Print all the records exactly, please.

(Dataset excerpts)

+-------+

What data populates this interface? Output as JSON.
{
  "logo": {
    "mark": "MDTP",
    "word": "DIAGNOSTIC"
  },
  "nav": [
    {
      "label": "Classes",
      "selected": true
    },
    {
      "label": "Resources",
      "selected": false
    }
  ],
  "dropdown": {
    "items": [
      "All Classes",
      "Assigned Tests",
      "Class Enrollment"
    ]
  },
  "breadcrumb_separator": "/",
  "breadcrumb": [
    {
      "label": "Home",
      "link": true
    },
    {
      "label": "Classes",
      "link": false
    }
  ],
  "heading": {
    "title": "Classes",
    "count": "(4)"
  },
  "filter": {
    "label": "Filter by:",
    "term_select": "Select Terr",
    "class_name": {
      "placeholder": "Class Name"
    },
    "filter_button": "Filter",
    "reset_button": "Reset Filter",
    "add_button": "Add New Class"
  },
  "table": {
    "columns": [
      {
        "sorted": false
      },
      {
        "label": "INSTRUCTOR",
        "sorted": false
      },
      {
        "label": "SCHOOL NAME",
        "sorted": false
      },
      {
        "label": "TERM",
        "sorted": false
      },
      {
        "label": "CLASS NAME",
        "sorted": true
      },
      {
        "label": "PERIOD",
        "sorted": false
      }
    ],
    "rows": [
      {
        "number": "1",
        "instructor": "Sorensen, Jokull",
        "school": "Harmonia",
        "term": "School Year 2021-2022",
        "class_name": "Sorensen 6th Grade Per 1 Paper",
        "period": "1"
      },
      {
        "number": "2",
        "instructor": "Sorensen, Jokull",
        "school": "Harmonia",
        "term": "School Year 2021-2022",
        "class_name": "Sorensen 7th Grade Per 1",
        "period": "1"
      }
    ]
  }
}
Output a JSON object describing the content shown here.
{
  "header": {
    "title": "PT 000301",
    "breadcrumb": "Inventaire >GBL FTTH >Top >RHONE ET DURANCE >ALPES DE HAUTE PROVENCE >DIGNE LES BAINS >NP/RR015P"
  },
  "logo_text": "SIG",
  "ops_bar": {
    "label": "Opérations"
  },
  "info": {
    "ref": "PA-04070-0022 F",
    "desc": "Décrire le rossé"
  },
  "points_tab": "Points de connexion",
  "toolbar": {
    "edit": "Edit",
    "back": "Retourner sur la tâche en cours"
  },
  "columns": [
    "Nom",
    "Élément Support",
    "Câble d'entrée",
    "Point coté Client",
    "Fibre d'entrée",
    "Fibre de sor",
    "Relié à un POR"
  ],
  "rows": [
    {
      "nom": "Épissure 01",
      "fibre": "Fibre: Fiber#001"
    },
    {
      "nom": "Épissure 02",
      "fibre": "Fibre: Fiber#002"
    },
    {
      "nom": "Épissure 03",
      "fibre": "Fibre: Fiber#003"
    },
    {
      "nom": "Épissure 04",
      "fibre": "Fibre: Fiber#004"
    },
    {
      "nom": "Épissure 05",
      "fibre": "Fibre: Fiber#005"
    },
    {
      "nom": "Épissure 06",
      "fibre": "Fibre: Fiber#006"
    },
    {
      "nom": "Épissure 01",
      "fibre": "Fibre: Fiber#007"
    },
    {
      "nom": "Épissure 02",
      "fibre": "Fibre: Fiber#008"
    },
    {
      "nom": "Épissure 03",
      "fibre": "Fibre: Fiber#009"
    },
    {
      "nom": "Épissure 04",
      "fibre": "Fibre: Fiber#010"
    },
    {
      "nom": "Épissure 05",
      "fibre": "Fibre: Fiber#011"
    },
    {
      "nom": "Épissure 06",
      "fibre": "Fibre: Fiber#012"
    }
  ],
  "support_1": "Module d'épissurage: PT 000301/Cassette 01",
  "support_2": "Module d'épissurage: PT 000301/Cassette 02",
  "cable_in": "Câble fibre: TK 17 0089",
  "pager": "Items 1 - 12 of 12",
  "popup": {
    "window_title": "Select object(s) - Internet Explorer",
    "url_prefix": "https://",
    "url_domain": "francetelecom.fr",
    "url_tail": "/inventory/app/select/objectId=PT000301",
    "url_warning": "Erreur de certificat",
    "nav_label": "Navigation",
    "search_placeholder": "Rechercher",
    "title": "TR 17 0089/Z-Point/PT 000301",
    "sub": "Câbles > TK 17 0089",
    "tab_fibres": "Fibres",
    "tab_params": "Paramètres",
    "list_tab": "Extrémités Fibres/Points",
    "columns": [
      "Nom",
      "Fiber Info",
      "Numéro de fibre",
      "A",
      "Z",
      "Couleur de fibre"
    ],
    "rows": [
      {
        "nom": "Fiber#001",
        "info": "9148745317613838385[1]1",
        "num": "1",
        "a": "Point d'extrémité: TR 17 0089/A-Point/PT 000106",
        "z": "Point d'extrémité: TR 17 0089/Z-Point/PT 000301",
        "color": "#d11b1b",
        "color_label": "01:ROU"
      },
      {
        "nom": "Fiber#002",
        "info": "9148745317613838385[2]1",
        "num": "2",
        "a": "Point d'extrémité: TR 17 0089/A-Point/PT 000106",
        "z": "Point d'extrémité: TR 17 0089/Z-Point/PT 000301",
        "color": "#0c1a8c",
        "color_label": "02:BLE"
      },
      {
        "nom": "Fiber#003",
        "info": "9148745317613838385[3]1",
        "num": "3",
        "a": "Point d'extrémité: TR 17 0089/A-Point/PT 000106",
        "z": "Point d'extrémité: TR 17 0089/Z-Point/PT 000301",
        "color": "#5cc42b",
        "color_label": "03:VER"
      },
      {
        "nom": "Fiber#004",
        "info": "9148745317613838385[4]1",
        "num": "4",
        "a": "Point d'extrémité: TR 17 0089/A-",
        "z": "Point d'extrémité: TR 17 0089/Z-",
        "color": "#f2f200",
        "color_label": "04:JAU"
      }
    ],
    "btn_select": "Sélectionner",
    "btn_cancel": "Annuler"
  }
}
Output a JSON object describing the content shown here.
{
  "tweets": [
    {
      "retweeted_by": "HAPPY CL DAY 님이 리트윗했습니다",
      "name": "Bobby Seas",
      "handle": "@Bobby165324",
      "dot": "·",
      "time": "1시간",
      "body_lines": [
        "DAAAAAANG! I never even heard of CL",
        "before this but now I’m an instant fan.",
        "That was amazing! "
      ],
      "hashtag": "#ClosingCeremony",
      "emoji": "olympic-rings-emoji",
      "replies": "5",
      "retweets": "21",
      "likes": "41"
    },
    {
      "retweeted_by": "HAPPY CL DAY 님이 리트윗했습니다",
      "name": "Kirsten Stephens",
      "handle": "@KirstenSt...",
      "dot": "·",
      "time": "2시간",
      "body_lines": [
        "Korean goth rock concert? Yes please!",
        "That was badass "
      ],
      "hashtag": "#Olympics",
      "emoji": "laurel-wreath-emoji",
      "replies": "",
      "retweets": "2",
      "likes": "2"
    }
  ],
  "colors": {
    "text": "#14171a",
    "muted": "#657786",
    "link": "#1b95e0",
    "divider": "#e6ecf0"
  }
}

+-------+

Solution for this problem
What data populates this interface? Output as JSON.
{
  "logo": {
    "mark": "MDTP",
    "word": "DIAGNOSTIC"
  },
  "nav": [
    {
      "label": "Classes",
      "selected": true
    },
    {
      "label": "Resources",
      "selected": false
    }
  ],
  "dropdown": {
    "items": [
      "All Classes",
      "Assigned Tests",
      "Class Enrollment"
    ]
  },
  "breadcrumb_separator": "/",
  "breadcrumb": [
    {
      "label": "Home",
      "link": true
    },
    {
      "label": "Classes",
      "link": false
    }
  ],
  "heading": {
    "title": "Classes",
    "count": "(4)"
  },
  "filter": {
    "label": "Filter by:",
    "term_select": "Select Terr",
    "class_name": {
      "placeholder": "Class Name"
    },
    "filter_button": "Filter",
    "reset_button": "Reset Filter",
    "add_button": "Add New Class"
  },
  "table": {
    "columns": [
      {
        "sorted": false
      },
      {
        "label": "INSTRUCTOR",
        "sorted": false
      },
      {
        "label": "SCHOOL NAME",
        "sorted": false
      },
      {
        "label": "TERM",
        "sorted": false
      },
      {
        "label": "CLASS NAME",
        "sorted": true
      },
      {
        "label": "PERIOD",
        "sorted": false
      }
    ],
    "rows": [
      {
        "number": "1",
        "instructor": "Sorensen, Jokull",
        "school": "Harmonia",
        "term": "School Year 2021-2022",
        "class_name": "Sorensen 6th Grade Per 1 Paper",
        "period": "1"
      },
      {
        "number": "2",
        "instructor": "Sorensen, Jokull",
        "school": "Harmonia",
        "term": "School Year 2021-2022",
        "class_name": "Sorensen 7th Grade Per 1",
        "period": "1"
      }
    ]
  }
}
Output a JSON object describing the content shown here.
{
  "header": {
    "title": "PT 000301",
    "breadcrumb": "Inventaire >GBL FTTH >Top >RHONE ET DURANCE >ALPES DE HAUTE PROVENCE >DIGNE LES BAINS >NP/RR015P"
  },
  "logo_text": "SIG",
  "ops_bar": {
    "label": "Opérations"
  },
  "info": {
    "ref": "PA-04070-0022 F",
    "desc": "Décrire le rossé"
  },
  "points_tab": "Points de connexion",
  "toolbar": {
    "edit": "Edit",
    "back": "Retourner sur la tâche en cours"
  },
  "columns": [
    "Nom",
    "Élément Support",
    "Câble d'entrée",
    "Point coté Client",
    "Fibre d'entrée",
    "Fibre de sor",
    "Relié à un POR"
  ],
  "rows": [
    {
      "nom": "Épissure 01",
      "fibre": "Fibre: Fiber#001"
    },
    {
      "nom": "Épissure 02",
      "fibre": "Fibre: Fiber#002"
    },
    {
      "nom": "Épissure 03",
      "fibre": "Fibre: Fiber#003"
    },
    {
      "nom": "Épissure 04",
      "fibre": "Fibre: Fiber#004"
    },
    {
      "nom": "Épissure 05",
      "fibre": "Fibre: Fiber#005"
    },
    {
      "nom": "Épissure 06",
      "fibre": "Fibre: Fiber#006"
    },
    {
      "nom": "Épissure 01",
      "fibre": "Fibre: Fiber#007"
    },
    {
      "nom": "Épissure 02",
      "fibre": "Fibre: Fiber#008"
    },
    {
      "nom": "Épissure 03",
      "fibre": "Fibre: Fiber#009"
    },
    {
      "nom": "Épissure 04",
      "fibre": "Fibre: Fiber#010"
    },
    {
      "nom": "Épissure 05",
      "fibre": "Fibre: Fiber#011"
    },
    {
      "nom": "Épissure 06",
      "fibre": "Fibre: Fiber#012"
    }
  ],
  "support_1": "Module d'épissurage: PT 000301/Cassette 01",
  "support_2": "Module d'épissurage: PT 000301/Cassette 02",
  "cable_in": "Câble fibre: TK 17 0089",
  "pager": "Items 1 - 12 of 12",
  "popup": {
    "window_title": "Select object(s) - Internet Explorer",
    "url_prefix": "https://",
    "url_domain": "francetelecom.fr",
    "url_tail": "/inventory/app/select/objectId=PT000301",
    "url_warning": "Erreur de certificat",
    "nav_label": "Navigation",
    "search_placeholder": "Rechercher",
    "title": "TR 17 0089/Z-Point/PT 000301",
    "sub": "Câbles > TK 17 0089",
    "tab_fibres": "Fibres",
    "tab_params": "Paramètres",
    "list_tab": "Extrémités Fibres/Points",
    "columns": [
      "Nom",
      "Fiber Info",
      "Numéro de fibre",
      "A",
      "Z",
      "Couleur de fibre"
    ],
    "rows": [
      {
        "nom": "Fiber#001",
        "info": "9148745317613838385[1]1",
        "num": "1",
        "a": "Point d'extrémité: TR 17 0089/A-Point/PT 000106",
        "z": "Point d'extrémité: TR 17 0089/Z-Point/PT 000301",
        "color": "#d11b1b",
        "color_label": "01:ROU"
      },
      {
        "nom": "Fiber#002",
        "info": "9148745317613838385[2]1",
        "num": "2",
        "a": "Point d'extrémité: TR 17 0089/A-Point/PT 000106",
        "z": "Point d'extrémité: TR 17 0089/Z-Point/PT 000301",
        "color": "#0c1a8c",
        "color_label": "02:BLE"
      },
      {
        "nom": "Fiber#003",
        "info": "9148745317613838385[3]1",
        "num": "3",
        "a": "Point d'extrémité: TR 17 0089/A-Point/PT 000106",
        "z": "Point d'extrémité: TR 17 0089/Z-Point/PT 000301",
        "color": "#5cc42b",
        "color_label": "03:VER"
      },
      {
        "nom": "Fiber#004",
        "info": "9148745317613838385[4]1",
        "num": "4",
        "a": "Point d'extrémité: TR 17 0089/A-",
        "z": "Point d'extrémité: TR 17 0089/Z-",
        "color": "#f2f200",
        "color_label": "04:JAU"
      }
    ],
    "btn_select": "Sélectionner",
    "btn_cancel": "Annuler"
  }
}
Output a JSON object describing the content shown here.
{
  "tweets": [
    {
      "retweeted_by": "HAPPY CL DAY 님이 리트윗했습니다",
      "name": "Bobby Seas",
      "handle": "@Bobby165324",
      "dot": "·",
      "time": "1시간",
      "body_lines": [
        "DAAAAAANG! I never even heard of CL",
        "before this but now I’m an instant fan.",
        "That was amazing! "
      ],
      "hashtag": "#ClosingCeremony",
      "emoji": "olympic-rings-emoji",
      "replies": "5",
      "retweets": "21",
      "likes": "41"
    },
    {
      "retweeted_by": "HAPPY CL DAY 님이 리트윗했습니다",
      "name": "Kirsten Stephens",
      "handle": "@KirstenSt...",
      "dot": "·",
      "time": "2시간",
      "body_lines": [
        "Korean goth rock concert? Yes please!",
        "That was badass "
      ],
      "hashtag": "#Olympics",
      "emoji": "laurel-wreath-emoji",
      "replies": "",
      "retweets": "2",
      "likes": "2"
    }
  ],
  "colors": {
    "text": "#14171a",
    "muted": "#657786",
    "link": "#1b95e0",
    "divider": "#e6ecf0"
  }
}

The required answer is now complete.